Start of Provided material
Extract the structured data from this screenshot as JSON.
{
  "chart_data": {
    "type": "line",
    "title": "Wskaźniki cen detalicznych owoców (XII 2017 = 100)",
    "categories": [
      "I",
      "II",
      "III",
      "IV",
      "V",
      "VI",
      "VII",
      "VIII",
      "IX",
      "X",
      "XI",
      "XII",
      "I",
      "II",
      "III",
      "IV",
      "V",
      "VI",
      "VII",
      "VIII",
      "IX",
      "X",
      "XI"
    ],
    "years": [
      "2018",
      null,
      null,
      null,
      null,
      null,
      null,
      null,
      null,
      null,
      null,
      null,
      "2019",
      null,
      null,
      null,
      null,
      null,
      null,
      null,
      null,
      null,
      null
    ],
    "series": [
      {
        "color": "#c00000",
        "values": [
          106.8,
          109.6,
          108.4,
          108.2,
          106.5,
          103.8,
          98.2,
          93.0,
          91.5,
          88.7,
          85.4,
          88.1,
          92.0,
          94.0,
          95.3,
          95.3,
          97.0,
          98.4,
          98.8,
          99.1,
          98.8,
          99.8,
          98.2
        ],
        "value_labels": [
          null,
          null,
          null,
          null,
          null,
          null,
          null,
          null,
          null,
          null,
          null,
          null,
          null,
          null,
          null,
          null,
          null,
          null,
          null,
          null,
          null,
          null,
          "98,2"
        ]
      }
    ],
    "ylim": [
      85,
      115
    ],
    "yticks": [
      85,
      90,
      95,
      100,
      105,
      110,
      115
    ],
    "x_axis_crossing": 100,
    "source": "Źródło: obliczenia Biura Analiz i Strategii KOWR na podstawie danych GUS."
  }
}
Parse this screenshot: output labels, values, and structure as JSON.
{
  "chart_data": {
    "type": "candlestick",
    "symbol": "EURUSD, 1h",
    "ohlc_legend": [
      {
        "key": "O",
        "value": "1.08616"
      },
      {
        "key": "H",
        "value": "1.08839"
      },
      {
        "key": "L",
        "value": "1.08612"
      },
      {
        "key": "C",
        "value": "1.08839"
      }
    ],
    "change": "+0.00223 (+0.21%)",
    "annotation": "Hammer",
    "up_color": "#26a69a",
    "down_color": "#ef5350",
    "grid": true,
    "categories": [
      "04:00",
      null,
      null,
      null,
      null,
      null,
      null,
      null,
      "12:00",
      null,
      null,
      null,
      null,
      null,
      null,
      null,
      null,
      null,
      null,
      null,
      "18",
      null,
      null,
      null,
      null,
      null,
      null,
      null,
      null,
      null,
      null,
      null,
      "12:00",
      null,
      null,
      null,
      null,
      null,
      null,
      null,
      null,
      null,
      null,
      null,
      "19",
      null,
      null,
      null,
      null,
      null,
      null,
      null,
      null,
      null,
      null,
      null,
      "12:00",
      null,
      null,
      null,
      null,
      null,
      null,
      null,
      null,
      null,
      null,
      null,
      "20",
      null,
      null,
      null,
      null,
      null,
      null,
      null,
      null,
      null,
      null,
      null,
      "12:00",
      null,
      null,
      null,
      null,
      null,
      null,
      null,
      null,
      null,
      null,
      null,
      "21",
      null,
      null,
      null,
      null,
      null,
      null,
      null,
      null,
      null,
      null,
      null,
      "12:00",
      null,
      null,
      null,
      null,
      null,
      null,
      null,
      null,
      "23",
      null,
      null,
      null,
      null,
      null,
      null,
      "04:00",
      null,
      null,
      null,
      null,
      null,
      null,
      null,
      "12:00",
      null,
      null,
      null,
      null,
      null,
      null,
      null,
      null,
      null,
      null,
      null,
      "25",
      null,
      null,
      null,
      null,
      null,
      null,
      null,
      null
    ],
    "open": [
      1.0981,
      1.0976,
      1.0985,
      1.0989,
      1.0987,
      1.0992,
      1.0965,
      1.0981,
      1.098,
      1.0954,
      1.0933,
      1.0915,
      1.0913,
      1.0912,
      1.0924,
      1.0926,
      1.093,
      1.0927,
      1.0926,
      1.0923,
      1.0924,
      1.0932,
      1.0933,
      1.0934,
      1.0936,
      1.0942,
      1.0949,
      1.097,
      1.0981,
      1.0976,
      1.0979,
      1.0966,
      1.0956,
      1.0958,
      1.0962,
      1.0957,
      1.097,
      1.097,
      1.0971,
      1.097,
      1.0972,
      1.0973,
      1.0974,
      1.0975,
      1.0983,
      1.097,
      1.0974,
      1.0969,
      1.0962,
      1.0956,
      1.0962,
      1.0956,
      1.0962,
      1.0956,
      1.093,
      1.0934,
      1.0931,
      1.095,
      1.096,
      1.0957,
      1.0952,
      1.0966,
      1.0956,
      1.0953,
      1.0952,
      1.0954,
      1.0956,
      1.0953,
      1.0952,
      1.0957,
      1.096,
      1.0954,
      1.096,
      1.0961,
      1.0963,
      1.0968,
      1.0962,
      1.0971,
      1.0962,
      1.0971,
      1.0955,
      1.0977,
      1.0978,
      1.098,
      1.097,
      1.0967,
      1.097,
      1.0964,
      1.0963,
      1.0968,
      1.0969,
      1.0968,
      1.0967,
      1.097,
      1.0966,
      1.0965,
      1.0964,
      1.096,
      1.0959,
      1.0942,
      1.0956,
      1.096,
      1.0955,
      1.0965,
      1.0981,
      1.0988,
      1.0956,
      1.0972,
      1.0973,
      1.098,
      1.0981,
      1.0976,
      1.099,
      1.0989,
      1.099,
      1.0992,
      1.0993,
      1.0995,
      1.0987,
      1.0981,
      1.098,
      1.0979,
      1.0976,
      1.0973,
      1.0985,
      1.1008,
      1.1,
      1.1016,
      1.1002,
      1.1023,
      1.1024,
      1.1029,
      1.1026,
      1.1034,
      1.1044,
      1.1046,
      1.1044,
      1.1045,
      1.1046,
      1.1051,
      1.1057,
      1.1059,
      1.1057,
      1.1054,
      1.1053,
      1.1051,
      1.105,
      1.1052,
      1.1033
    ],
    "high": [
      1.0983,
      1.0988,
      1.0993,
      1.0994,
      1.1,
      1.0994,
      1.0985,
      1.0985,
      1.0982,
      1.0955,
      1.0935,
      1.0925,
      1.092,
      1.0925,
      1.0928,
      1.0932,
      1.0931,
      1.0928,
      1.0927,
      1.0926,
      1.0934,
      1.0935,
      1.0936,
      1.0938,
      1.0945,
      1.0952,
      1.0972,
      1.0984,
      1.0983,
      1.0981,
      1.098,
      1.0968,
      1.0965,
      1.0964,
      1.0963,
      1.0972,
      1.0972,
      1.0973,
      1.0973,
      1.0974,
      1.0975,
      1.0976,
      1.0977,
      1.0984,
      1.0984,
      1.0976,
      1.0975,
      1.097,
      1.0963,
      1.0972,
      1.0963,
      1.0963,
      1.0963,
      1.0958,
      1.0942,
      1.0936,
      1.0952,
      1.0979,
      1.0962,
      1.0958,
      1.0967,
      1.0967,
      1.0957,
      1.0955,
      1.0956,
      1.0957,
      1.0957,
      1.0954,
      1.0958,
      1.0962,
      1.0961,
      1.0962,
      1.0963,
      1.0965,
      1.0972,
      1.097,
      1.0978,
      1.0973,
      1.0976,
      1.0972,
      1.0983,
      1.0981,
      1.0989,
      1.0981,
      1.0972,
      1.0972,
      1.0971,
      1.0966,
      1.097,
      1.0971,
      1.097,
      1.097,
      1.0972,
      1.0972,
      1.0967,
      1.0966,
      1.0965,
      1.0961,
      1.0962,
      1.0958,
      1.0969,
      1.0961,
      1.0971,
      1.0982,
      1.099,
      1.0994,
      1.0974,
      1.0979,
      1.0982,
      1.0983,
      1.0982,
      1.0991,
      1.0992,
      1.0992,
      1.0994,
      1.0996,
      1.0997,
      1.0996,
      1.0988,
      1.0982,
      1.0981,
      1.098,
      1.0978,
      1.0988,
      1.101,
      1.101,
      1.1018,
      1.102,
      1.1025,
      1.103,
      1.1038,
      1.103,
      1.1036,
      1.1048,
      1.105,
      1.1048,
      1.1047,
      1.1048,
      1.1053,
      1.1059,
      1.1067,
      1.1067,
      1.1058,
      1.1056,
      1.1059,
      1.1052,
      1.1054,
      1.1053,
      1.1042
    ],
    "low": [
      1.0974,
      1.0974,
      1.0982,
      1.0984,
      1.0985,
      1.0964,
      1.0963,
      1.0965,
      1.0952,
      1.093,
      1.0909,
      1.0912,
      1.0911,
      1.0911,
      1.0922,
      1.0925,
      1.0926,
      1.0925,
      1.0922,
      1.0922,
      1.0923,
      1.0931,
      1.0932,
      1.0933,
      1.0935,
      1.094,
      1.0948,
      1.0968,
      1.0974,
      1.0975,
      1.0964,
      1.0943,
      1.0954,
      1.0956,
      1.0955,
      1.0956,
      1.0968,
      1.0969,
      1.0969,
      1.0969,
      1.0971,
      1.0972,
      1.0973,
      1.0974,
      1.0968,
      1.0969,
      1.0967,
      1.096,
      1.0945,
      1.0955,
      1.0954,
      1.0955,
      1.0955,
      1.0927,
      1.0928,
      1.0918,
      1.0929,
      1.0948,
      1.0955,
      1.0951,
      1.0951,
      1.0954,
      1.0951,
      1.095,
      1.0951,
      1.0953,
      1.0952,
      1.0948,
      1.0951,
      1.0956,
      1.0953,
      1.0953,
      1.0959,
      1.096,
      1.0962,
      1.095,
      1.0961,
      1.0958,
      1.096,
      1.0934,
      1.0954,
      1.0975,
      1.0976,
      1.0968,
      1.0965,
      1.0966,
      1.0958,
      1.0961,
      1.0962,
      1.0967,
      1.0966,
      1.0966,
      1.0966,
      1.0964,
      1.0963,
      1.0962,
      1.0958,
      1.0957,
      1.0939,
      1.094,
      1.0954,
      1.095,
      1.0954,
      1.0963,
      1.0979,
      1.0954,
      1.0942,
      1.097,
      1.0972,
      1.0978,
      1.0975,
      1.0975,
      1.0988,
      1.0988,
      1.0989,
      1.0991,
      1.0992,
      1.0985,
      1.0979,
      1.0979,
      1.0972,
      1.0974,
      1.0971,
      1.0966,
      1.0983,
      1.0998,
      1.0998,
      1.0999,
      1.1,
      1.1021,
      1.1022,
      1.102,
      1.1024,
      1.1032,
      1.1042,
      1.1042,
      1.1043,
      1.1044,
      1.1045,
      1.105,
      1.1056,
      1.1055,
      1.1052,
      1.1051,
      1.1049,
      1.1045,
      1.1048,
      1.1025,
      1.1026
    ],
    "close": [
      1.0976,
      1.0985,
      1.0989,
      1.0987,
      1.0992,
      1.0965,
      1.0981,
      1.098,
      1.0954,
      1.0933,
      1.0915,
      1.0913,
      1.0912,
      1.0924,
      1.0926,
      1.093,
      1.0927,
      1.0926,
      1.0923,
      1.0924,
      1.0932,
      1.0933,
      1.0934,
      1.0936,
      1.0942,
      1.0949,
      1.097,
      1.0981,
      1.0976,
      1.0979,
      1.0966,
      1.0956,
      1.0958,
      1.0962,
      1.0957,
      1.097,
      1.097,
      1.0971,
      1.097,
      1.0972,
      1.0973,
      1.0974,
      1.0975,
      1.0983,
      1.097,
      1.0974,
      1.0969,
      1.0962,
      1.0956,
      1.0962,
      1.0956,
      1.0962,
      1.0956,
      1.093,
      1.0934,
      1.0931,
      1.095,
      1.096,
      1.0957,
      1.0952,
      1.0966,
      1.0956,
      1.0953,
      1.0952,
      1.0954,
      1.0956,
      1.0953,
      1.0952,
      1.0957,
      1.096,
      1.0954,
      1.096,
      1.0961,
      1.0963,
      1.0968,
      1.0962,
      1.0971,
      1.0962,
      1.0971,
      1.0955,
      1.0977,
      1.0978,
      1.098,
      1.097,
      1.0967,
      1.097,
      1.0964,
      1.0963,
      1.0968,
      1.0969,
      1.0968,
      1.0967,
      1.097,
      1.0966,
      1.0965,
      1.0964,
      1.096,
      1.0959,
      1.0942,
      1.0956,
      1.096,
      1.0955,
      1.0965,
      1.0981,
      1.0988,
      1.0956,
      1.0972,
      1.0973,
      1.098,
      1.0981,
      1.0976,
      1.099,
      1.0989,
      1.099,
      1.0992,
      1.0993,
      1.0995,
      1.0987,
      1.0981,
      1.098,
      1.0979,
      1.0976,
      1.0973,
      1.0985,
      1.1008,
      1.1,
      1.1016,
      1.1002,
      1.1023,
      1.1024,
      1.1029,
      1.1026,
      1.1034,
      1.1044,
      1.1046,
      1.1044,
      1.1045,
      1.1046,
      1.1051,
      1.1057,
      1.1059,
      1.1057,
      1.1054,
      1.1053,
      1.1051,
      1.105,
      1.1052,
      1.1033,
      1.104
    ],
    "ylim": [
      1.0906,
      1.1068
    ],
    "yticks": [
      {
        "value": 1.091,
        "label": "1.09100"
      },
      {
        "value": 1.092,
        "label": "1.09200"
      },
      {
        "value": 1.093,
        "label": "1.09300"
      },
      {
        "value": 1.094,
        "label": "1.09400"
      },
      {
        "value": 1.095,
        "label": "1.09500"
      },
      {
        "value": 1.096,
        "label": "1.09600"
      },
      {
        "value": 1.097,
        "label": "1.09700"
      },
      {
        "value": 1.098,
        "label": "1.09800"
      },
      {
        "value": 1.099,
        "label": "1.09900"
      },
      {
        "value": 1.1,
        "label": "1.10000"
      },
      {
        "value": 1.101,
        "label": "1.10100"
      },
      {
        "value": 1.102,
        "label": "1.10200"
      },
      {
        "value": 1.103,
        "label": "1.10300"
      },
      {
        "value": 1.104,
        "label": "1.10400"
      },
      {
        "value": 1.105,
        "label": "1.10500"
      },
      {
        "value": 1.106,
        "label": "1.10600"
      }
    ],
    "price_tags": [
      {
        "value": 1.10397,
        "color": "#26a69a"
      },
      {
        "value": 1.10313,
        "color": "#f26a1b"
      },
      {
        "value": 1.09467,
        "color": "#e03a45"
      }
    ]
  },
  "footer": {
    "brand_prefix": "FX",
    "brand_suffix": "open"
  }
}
End of Provided material
Determine how many lines of the records above contain the word "values", and report only that number.

The response:
2